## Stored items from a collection
-- START --
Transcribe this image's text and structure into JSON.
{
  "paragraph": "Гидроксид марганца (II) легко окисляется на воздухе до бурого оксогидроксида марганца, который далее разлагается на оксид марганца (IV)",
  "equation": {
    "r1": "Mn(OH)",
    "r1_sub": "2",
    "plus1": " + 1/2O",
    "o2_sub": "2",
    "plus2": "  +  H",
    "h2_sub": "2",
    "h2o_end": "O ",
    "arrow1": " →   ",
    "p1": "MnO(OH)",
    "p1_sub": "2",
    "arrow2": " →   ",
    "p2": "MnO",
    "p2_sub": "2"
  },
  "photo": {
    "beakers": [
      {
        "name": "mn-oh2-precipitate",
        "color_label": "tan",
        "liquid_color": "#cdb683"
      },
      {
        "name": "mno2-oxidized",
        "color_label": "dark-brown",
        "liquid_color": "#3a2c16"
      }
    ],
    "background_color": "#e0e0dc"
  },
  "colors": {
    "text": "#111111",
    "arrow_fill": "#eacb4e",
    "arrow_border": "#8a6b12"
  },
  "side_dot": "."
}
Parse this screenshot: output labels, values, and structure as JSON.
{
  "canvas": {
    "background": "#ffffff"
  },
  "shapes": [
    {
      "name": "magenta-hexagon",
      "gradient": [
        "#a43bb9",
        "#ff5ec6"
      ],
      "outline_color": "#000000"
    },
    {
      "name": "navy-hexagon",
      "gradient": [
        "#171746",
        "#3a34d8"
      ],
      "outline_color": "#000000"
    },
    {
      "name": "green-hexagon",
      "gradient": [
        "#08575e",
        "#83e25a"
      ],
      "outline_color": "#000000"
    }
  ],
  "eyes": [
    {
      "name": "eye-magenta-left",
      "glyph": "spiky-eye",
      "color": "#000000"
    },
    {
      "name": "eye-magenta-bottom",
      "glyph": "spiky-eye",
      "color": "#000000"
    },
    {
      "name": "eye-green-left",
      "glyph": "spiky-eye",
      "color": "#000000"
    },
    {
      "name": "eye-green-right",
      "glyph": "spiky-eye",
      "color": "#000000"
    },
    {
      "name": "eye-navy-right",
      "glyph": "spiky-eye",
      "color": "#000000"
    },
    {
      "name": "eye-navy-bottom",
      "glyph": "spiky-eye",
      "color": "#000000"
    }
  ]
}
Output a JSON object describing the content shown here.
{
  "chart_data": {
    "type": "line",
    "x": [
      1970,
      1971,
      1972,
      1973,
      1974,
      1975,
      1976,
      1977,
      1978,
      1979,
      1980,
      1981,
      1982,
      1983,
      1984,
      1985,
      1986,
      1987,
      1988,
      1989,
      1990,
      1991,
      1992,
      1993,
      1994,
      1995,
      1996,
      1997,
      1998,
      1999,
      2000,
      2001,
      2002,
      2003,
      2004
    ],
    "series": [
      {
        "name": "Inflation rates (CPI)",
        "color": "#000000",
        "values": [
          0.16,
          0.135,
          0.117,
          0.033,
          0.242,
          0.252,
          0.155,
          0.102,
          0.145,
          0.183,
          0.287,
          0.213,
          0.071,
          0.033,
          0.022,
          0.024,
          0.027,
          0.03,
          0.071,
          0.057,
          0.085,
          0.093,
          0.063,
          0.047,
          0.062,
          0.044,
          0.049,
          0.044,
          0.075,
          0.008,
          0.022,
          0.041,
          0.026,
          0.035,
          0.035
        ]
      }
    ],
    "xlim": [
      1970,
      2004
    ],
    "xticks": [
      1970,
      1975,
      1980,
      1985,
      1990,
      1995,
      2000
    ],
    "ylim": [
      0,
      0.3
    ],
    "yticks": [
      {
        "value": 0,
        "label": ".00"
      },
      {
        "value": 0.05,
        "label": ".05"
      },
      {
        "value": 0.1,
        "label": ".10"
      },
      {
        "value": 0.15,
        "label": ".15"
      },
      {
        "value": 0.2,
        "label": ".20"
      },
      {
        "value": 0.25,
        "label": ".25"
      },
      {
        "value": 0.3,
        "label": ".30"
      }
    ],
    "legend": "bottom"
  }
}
-- END --
## Short problem
In the data above, how many lines contain the string "navy"? Answer with the number only.

## Answer
3